### Record set

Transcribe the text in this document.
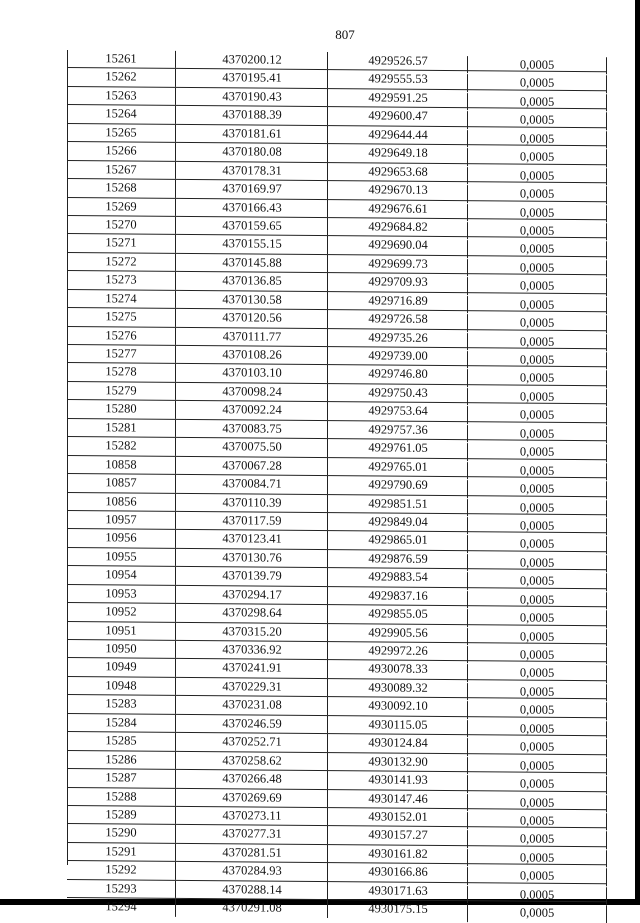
807
15261	4370200.12	4929526.57	0,0005
15262	4370195.41	4929555.53	0,0005
15263	4370190.43	4929591.25	0,0005
15264	4370188.39	4929600.47	0,0005
15265	4370181.61	4929644.44	0,0005
15266	4370180.08	4929649.18	0,0005
15267	4370178.31	4929653.68	0,0005
15268	4370169.97	4929670.13	0,0005
15269	4370166.43	4929676.61	0,0005
15270	4370159.65	4929684.82	0,0005
15271	4370155.15	4929690.04	0,0005
15272	4370145.88	4929699.73	0,0005
15273	4370136.85	4929709.93	0,0005
15274	4370130.58	4929716.89	0,0005
15275	4370120.56	4929726.58	0,0005
15276	4370111.77	4929735.26	0,0005
15277	4370108.26	4929739.00	0,0005
15278	4370103.10	4929746.80	0,0005
15279	4370098.24	4929750.43	0,0005
15280	4370092.24	4929753.64	0,0005
15281	4370083.75	4929757.36	0,0005
15282	4370075.50	4929761.05	0,0005
10858	4370067.28	4929765.01	0,0005
10857	4370084.71	4929790.69	0,0005
10856	4370110.39	4929851.51	0,0005
10957	4370117.59	4929849.04	0,0005
10956	4370123.41	4929865.01	0,0005
10955	4370130.76	4929876.59	0,0005
10954	4370139.79	4929883.54	0,0005
10953	4370294.17	4929837.16	0,0005
10952	4370298.64	4929855.05	0,0005
10951	4370315.20	4929905.56	0,0005
10950	4370336.92	4929972.26	0,0005
10949	4370241.91	4930078.33	0,0005
10948	4370229.31	4930089.32	0,0005
15283	4370231.08	4930092.10	0,0005
15284	4370246.59	4930115.05	0,0005
15285	4370252.71	4930124.84	0,0005
15286	4370258.62	4930132.90	0,0005
15287	4370266.48	4930141.93	0,0005
15288	4370269.69	4930147.46	0,0005
15289	4370273.11	4930152.01	0,0005
15290	4370277.31	4930157.27	0,0005
15291	4370281.51	4930161.82	0,0005
15292	4370284.93	4930166.86	0,0005
15293	4370288.14	4930171.63	0,0005
15294	4370291.08	4930175.15	0,0005
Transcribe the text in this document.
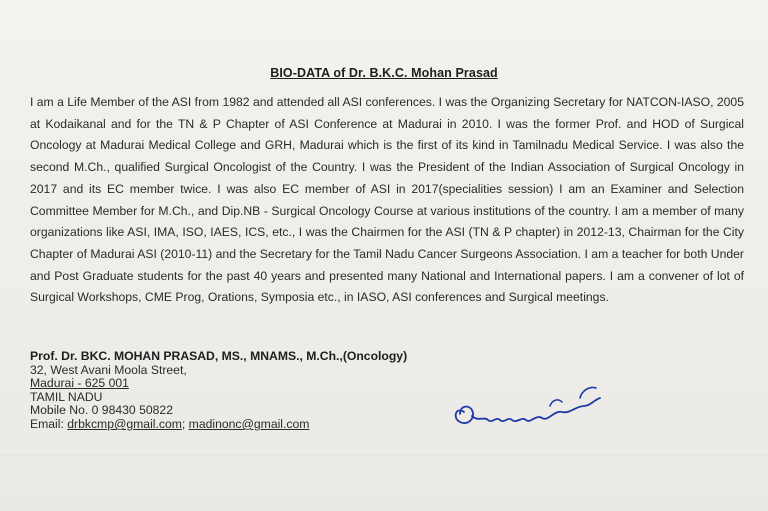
BIO-DATA of Dr. B.K.C. Mohan Prasad
I am a Life Member of the ASI from 1982 and attended all ASI conferences. I was the Organizing Secretary for NATCON-IASO, 2005 at Kodaikanal and for the TN & P Chapter of ASI Conference at Madurai in 2010. I was the former Prof. and HOD of Surgical Oncology at Madurai Medical College and GRH, Madurai which is the first of its kind in Tamilnadu Medical Service. I was also the second M.Ch., qualified Surgical Oncologist of the Country. I was the President of the Indian Association of Surgical Oncology in 2017 and its EC member twice. I was also EC member of ASI in 2017(specialities session) I am an Examiner and Selection Committee Member for M.Ch., and Dip.NB - Surgical Oncology Course at various institutions of the country. I am a member of many organizations like ASI, IMA, ISO, IAES, ICS, etc., I was the Chairmen for the ASI (TN & P chapter) in 2012-13, Chairman for the City Chapter of Madurai ASI (2010-11) and the Secretary for the Tamil Nadu Cancer Surgeons Association. I am a teacher for both Under and Post Graduate students for the past 40 years and presented many National and International papers. I am a convener of lot of Surgical Workshops, CME Prog, Orations, Symposia etc., in IASO, ASI conferences and Surgical meetings.
Prof. Dr. BKC. MOHAN PRASAD, MS., MNAMS., M.Ch.,(Oncology)
32, West Avani Moola Street,
Madurai - 625 001
TAMIL NADU
Mobile No. 0 98430 50822
Email: drbkcmp@gmail.com; madinonc@gmail.com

######

Exercise prompt: Return the whole listing, word for word, and leave out every picture.

Response:
Transcribe the text in this document.
807
15261	4370200.12	4929526.57	0,0005
15262	4370195.41	4929555.53	0,0005
15263	4370190.43	4929591.25	0,0005
15264	4370188.39	4929600.47	0,0005
15265	4370181.61	4929644.44	0,0005
15266	4370180.08	4929649.18	0,0005
15267	4370178.31	4929653.68	0,0005
15268	4370169.97	4929670.13	0,0005
15269	4370166.43	4929676.61	0,0005
15270	4370159.65	4929684.82	0,0005
15271	4370155.15	4929690.04	0,0005
15272	4370145.88	4929699.73	0,0005
15273	4370136.85	4929709.93	0,0005
15274	4370130.58	4929716.89	0,0005
15275	4370120.56	4929726.58	0,0005
15276	4370111.77	4929735.26	0,0005
15277	4370108.26	4929739.00	0,0005
15278	4370103.10	4929746.80	0,0005
15279	4370098.24	4929750.43	0,0005
15280	4370092.24	4929753.64	0,0005
15281	4370083.75	4929757.36	0,0005
15282	4370075.50	4929761.05	0,0005
10858	4370067.28	4929765.01	0,0005
10857	4370084.71	4929790.69	0,0005
10856	4370110.39	4929851.51	0,0005
10957	4370117.59	4929849.04	0,0005
10956	4370123.41	4929865.01	0,0005
10955	4370130.76	4929876.59	0,0005
10954	4370139.79	4929883.54	0,0005
10953	4370294.17	4929837.16	0,0005
10952	4370298.64	4929855.05	0,0005
10951	4370315.20	4929905.56	0,0005
10950	4370336.92	4929972.26	0,0005
10949	4370241.91	4930078.33	0,0005
10948	4370229.31	4930089.32	0,0005
15283	4370231.08	4930092.10	0,0005
15284	4370246.59	4930115.05	0,0005
15285	4370252.71	4930124.84	0,0005
15286	4370258.62	4930132.90	0,0005
15287	4370266.48	4930141.93	0,0005
15288	4370269.69	4930147.46	0,0005
15289	4370273.11	4930152.01	0,0005
15290	4370277.31	4930157.27	0,0005
15291	4370281.51	4930161.82	0,0005
15292	4370284.93	4930166.86	0,0005
15293	4370288.14	4930171.63	0,0005
15294	4370291.08	4930175.15	0,0005
Transcribe the text in this document.
BIO-DATA of Dr. B.K.C. Mohan Prasad
I am a Life Member of the ASI from 1982 and attended all ASI conferences. I was the Organizing Secretary for NATCON-IASO, 2005 at Kodaikanal and for the TN & P Chapter of ASI Conference at Madurai in 2010. I was the former Prof. and HOD of Surgical Oncology at Madurai Medical College and GRH, Madurai which is the first of its kind in Tamilnadu Medical Service. I was also the second M.Ch., qualified Surgical Oncologist of the Country. I was the President of the Indian Association of Surgical Oncology in 2017 and its EC member twice. I was also EC member of ASI in 2017(specialities session) I am an Examiner and Selection Committee Member for M.Ch., and Dip.NB - Surgical Oncology Course at various institutions of the country. I am a member of many organizations like ASI, IMA, ISO, IAES, ICS, etc., I was the Chairmen for the ASI (TN & P chapter) in 2012-13, Chairman for the City Chapter of Madurai ASI (2010-11) and the Secretary for the Tamil Nadu Cancer Surgeons Association. I am a teacher for both Under and Post Graduate students for the past 40 years and presented many National and International papers. I am a convener of lot of Surgical Workshops, CME Prog, Orations, Symposia etc., in IASO, ASI conferences and Surgical meetings.
Prof. Dr. BKC. MOHAN PRASAD, MS., MNAMS., M.Ch.,(Oncology)
32, West Avani Moola Street,
Madurai - 625 001
TAMIL NADU
Mobile No. 0 98430 50822
Email: drbkcmp@gmail.com; madinonc@gmail.com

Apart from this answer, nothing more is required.